WHAT YOU NEED TO DO: Tally the lines below that contain the word "Output", and give only that number.

====== EXTRACTED RECORDS ======

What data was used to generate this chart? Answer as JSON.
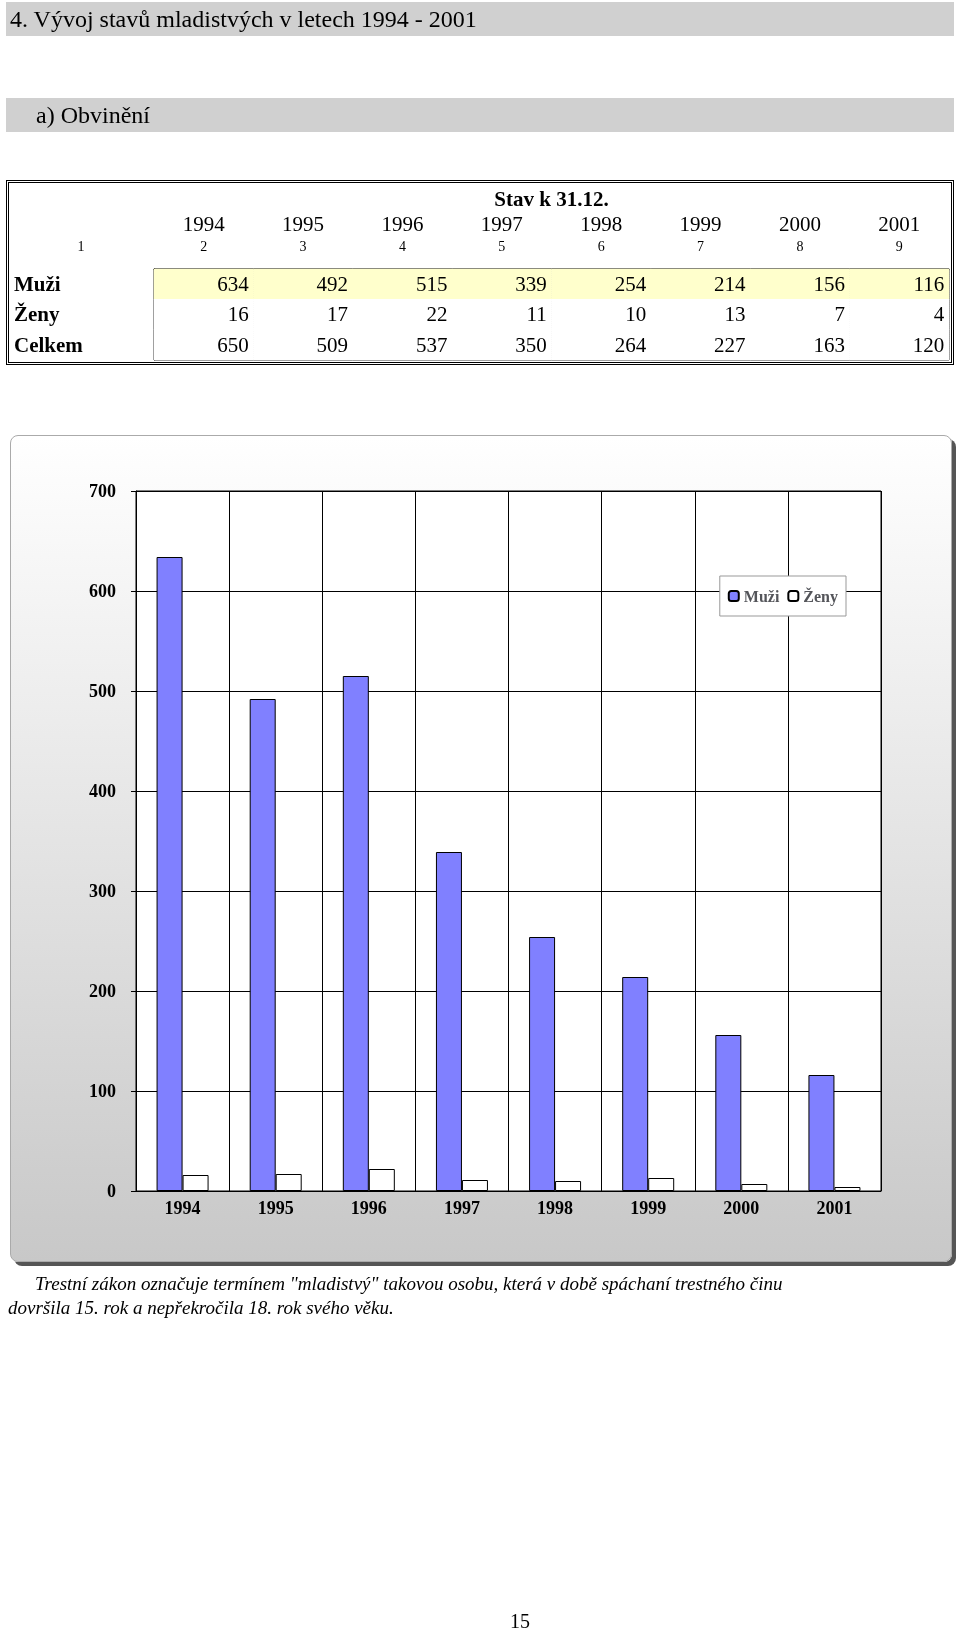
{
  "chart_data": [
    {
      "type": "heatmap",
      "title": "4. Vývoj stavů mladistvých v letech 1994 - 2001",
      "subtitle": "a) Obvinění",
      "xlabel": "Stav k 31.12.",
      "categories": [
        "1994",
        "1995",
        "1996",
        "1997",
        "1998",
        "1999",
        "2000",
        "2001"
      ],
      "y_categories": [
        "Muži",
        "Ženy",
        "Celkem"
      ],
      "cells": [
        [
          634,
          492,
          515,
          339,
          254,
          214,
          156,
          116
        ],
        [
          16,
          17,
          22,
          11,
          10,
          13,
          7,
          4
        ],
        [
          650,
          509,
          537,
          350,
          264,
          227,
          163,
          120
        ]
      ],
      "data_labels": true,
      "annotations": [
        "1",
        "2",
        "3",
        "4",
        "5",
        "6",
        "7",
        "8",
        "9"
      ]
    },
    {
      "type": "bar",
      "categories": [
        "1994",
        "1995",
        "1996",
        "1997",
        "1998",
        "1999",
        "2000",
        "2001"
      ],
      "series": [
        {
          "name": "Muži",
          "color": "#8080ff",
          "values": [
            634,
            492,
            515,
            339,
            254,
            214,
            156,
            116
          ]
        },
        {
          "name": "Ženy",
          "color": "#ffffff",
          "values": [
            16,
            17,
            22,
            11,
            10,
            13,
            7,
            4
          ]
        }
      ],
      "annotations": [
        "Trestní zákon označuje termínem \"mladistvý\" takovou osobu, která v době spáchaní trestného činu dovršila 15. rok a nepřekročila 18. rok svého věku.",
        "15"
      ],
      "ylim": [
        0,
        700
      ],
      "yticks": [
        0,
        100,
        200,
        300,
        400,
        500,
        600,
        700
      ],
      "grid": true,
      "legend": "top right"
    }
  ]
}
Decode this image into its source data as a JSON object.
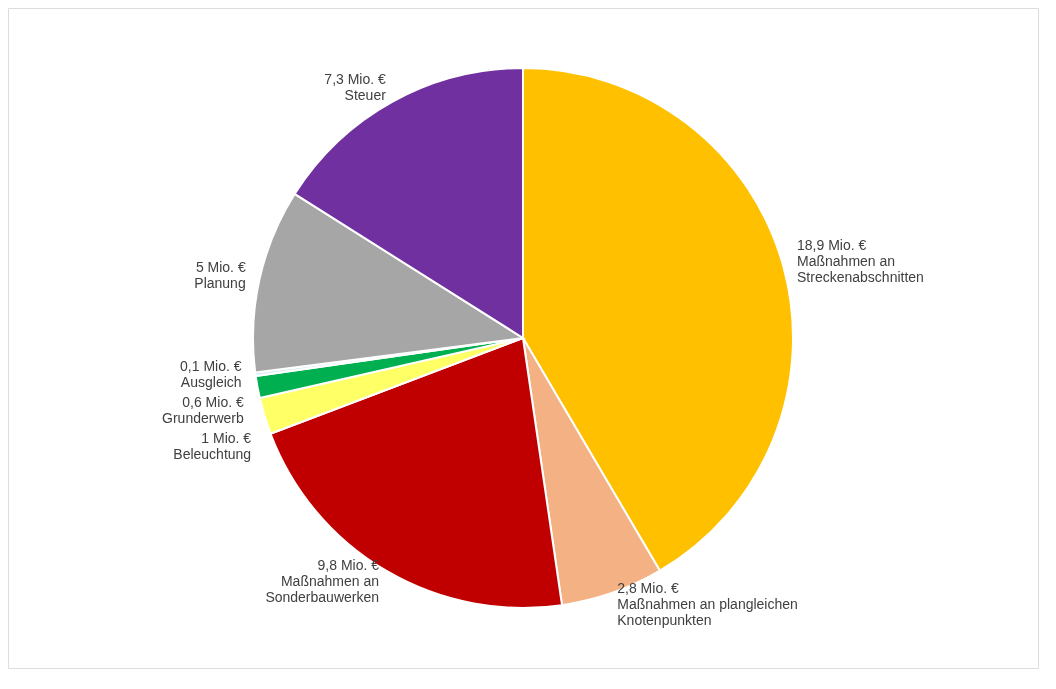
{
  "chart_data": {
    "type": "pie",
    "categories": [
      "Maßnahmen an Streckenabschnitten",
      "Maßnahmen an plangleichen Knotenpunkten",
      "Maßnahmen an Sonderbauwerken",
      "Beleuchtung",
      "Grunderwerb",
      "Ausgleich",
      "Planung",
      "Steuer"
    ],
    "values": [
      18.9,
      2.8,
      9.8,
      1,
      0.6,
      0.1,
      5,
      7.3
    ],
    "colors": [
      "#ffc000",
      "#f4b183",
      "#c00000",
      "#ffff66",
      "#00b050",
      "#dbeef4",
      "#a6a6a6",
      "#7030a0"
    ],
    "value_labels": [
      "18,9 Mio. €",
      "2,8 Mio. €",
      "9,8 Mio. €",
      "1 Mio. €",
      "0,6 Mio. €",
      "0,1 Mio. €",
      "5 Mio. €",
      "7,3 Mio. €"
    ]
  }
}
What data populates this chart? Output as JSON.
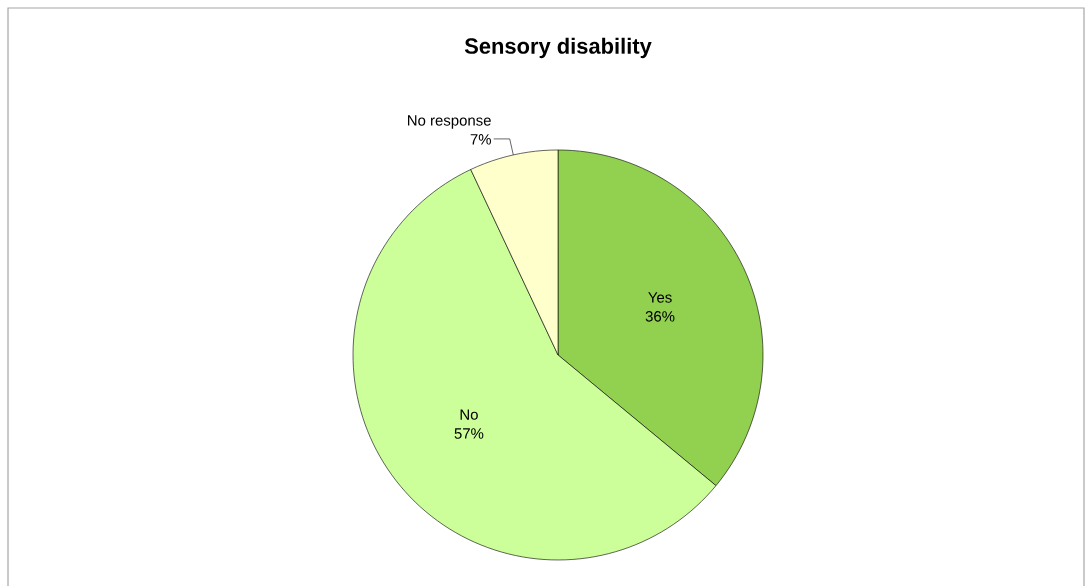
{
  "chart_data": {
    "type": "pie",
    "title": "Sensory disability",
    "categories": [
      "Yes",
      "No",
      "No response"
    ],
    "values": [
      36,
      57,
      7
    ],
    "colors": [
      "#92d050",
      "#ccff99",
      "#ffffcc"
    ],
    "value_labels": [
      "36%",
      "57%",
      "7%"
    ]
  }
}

======
====== EXTRACTED RECORDS ======

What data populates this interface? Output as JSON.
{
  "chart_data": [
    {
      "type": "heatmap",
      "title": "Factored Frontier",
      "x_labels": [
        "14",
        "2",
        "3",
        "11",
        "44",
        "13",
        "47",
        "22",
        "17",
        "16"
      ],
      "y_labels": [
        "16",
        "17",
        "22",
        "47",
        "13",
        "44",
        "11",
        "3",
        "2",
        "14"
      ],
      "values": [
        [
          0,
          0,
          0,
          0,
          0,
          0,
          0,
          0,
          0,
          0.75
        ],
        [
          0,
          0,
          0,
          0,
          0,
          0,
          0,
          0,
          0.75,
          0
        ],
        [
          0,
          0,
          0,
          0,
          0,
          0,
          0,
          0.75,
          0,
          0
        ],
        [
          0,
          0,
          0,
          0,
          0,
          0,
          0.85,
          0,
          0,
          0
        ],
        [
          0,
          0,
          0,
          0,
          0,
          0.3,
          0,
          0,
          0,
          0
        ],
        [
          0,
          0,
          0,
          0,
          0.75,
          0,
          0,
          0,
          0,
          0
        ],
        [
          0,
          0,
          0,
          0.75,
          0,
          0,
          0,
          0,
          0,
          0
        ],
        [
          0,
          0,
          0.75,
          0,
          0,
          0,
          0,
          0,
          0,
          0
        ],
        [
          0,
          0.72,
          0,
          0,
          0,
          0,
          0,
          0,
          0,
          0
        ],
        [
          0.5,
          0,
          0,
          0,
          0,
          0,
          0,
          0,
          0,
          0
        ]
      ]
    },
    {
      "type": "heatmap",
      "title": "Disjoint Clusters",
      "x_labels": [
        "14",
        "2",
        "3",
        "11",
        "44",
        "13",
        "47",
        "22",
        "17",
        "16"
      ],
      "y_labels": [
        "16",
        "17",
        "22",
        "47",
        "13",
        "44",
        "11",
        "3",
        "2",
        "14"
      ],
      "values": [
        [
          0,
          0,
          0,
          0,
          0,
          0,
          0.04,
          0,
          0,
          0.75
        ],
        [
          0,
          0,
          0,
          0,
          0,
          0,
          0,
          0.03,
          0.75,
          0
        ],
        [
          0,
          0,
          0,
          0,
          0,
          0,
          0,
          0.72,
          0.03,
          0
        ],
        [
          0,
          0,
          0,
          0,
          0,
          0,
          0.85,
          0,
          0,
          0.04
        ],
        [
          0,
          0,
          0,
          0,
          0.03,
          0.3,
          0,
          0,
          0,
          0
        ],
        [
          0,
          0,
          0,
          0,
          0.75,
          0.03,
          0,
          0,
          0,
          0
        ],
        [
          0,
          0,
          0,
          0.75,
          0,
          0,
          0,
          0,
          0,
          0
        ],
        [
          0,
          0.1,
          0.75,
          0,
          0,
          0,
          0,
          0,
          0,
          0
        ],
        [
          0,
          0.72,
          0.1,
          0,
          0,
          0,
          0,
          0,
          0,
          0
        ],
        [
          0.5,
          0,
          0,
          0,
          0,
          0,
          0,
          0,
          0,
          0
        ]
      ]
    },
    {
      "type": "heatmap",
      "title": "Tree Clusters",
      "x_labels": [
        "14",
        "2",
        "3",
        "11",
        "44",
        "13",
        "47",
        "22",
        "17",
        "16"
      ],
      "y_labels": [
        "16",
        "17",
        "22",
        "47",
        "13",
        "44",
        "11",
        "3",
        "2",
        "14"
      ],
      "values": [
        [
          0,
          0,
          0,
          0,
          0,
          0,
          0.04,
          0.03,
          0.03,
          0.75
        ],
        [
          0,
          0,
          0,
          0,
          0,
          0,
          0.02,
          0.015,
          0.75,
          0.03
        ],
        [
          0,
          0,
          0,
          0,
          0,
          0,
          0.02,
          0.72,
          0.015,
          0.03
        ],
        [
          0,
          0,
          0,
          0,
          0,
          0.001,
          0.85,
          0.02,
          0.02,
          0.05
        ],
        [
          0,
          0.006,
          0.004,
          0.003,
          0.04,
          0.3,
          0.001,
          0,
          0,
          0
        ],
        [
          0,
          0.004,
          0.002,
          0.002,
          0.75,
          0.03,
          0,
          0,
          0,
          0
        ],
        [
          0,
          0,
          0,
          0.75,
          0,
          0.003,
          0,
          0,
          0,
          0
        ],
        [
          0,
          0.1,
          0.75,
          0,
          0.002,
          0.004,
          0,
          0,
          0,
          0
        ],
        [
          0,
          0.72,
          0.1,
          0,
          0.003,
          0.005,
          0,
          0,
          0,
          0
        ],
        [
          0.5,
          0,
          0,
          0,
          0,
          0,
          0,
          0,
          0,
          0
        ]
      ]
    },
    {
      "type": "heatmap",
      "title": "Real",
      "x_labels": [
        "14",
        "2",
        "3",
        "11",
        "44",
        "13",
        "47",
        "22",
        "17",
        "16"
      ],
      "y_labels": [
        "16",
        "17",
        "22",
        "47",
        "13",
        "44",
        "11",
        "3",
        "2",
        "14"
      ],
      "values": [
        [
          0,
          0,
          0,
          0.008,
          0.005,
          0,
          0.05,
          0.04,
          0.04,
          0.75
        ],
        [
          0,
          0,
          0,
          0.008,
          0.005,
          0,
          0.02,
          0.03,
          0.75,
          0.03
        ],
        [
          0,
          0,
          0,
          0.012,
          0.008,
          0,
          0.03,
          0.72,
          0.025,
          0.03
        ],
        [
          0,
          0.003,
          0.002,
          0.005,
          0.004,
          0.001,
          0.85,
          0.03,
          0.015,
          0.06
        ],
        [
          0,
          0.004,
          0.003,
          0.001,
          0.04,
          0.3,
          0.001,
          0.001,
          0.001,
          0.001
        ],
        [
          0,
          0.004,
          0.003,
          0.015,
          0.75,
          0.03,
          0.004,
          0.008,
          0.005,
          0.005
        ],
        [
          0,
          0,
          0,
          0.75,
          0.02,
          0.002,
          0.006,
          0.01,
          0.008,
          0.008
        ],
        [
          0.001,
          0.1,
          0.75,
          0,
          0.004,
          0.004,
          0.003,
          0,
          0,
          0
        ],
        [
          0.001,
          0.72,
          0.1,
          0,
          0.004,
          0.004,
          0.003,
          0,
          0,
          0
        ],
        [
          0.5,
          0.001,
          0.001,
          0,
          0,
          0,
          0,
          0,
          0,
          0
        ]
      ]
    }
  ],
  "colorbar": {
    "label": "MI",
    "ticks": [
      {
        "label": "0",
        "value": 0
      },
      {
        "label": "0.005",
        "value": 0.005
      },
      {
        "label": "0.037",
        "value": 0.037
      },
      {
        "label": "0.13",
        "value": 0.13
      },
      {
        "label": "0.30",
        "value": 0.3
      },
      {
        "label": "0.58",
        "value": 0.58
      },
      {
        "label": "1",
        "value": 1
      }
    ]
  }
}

======

SOLUTION TO THIS PROBLEM: 2